GOAL: Output each entry verbatim and exclude every picture from it.

(Source records)
····················
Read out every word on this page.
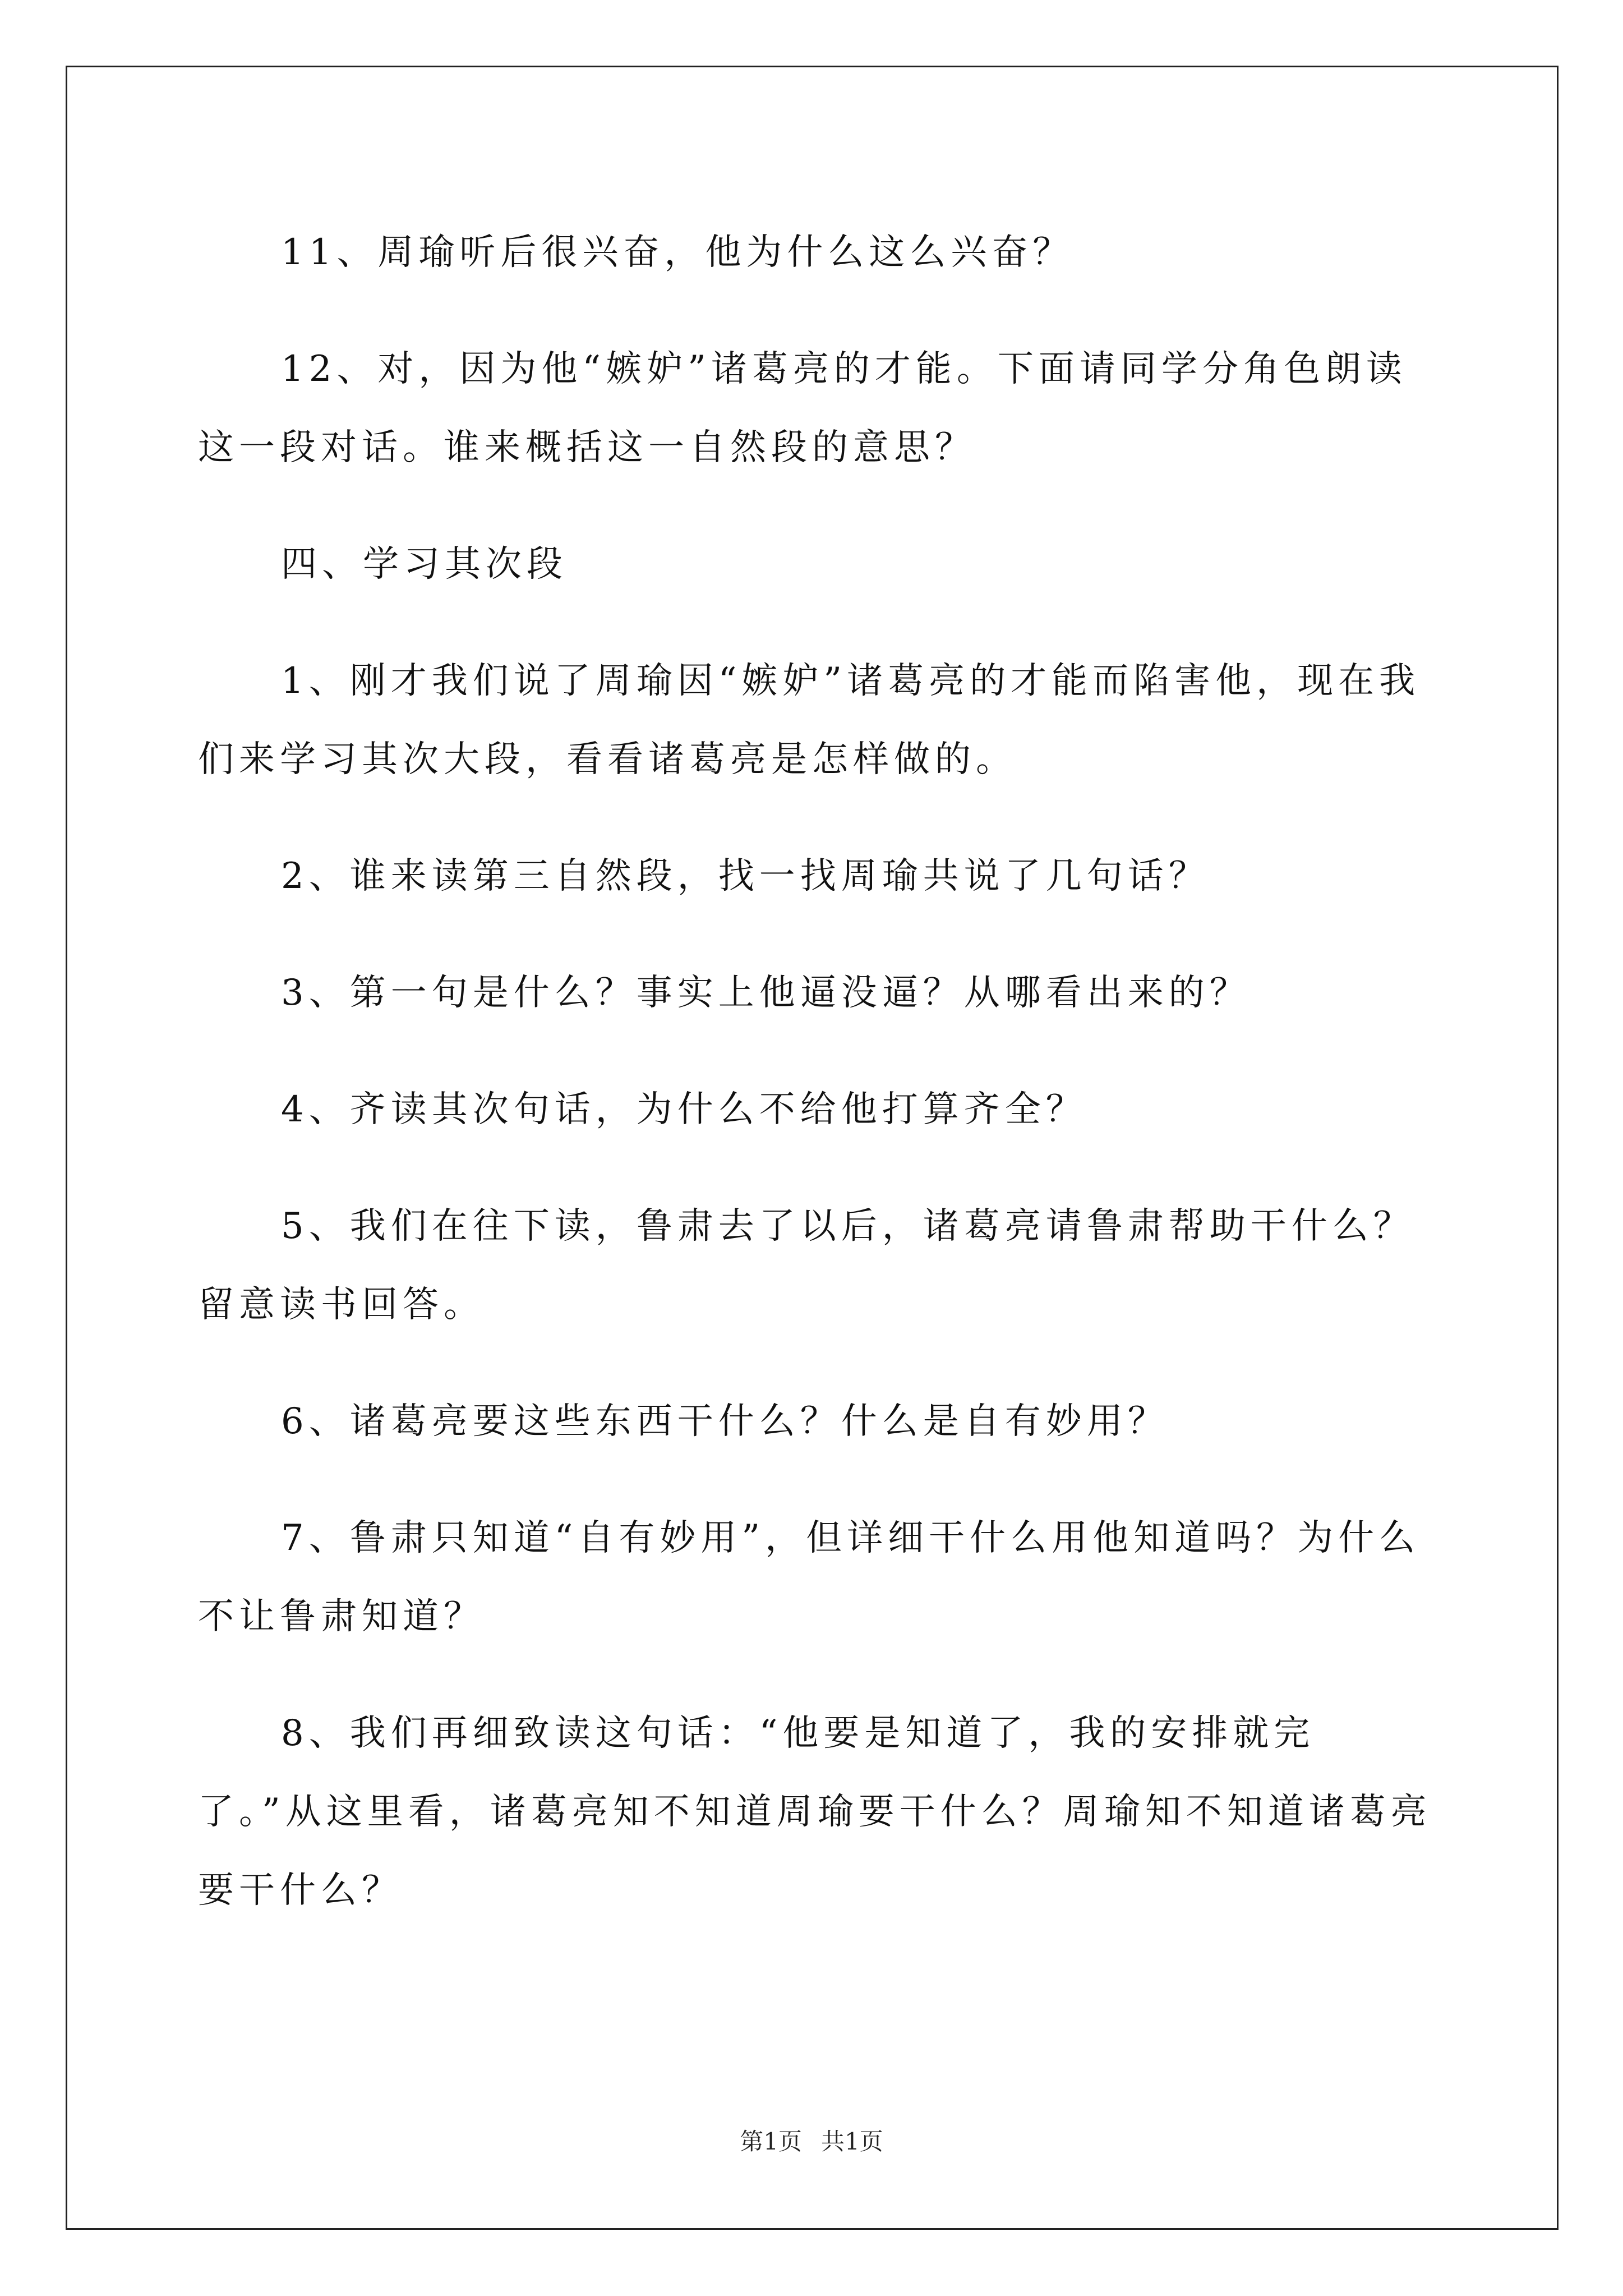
11、周瑜听后很兴奋，他为什么这么兴奋？

12、对，因为他“嫉妒”诸葛亮的才能。下面请同学分角色朗读这一段对话。谁来概括这一自然段的意思？

四、学习其次段

1、刚才我们说了周瑜因“嫉妒”诸葛亮的才能而陷害他，现在我们来学习其次大段，看看诸葛亮是怎样做的。

2、谁来读第三自然段，找一找周瑜共说了几句话？

3、第一句是什么？事实上他逼没逼？从哪看出来的？

4、齐读其次句话，为什么不给他打算齐全？

5、我们在往下读，鲁肃去了以后，诸葛亮请鲁肃帮助干什么？留意读书回答。

6、诸葛亮要这些东西干什么？什么是自有妙用？

7、鲁肃只知道“自有妙用”，但详细干什么用他知道吗？为什么不让鲁肃知道？

8、我们再细致读这句话：“他要是知道了，我的安排就完了。”从这里看，诸葛亮知不知道周瑜要干什么？周瑜知不知道诸葛亮要干什么？

第1页 共1页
····················
RESPONSE:
Read out every word on this page.
11、周瑜听后很兴奋，他为什么这么兴奋？

12、对，因为他“嫉妒”诸葛亮的才能。下面请同学分角色朗读这一段对话。谁来概括这一自然段的意思？

四、学习其次段

1、刚才我们说了周瑜因“嫉妒”诸葛亮的才能而陷害他，现在我们来学习其次大段，看看诸葛亮是怎样做的。

2、谁来读第三自然段，找一找周瑜共说了几句话？

3、第一句是什么？事实上他逼没逼？从哪看出来的？

4、齐读其次句话，为什么不给他打算齐全？

5、我们在往下读，鲁肃去了以后，诸葛亮请鲁肃帮助干什么？留意读书回答。

6、诸葛亮要这些东西干什么？什么是自有妙用？

7、鲁肃只知道“自有妙用”，但详细干什么用他知道吗？为什么不让鲁肃知道？

8、我们再细致读这句话：“他要是知道了，我的安排就完了。”从这里看，诸葛亮知不知道周瑜要干什么？周瑜知不知道诸葛亮要干什么？

第1页 共1页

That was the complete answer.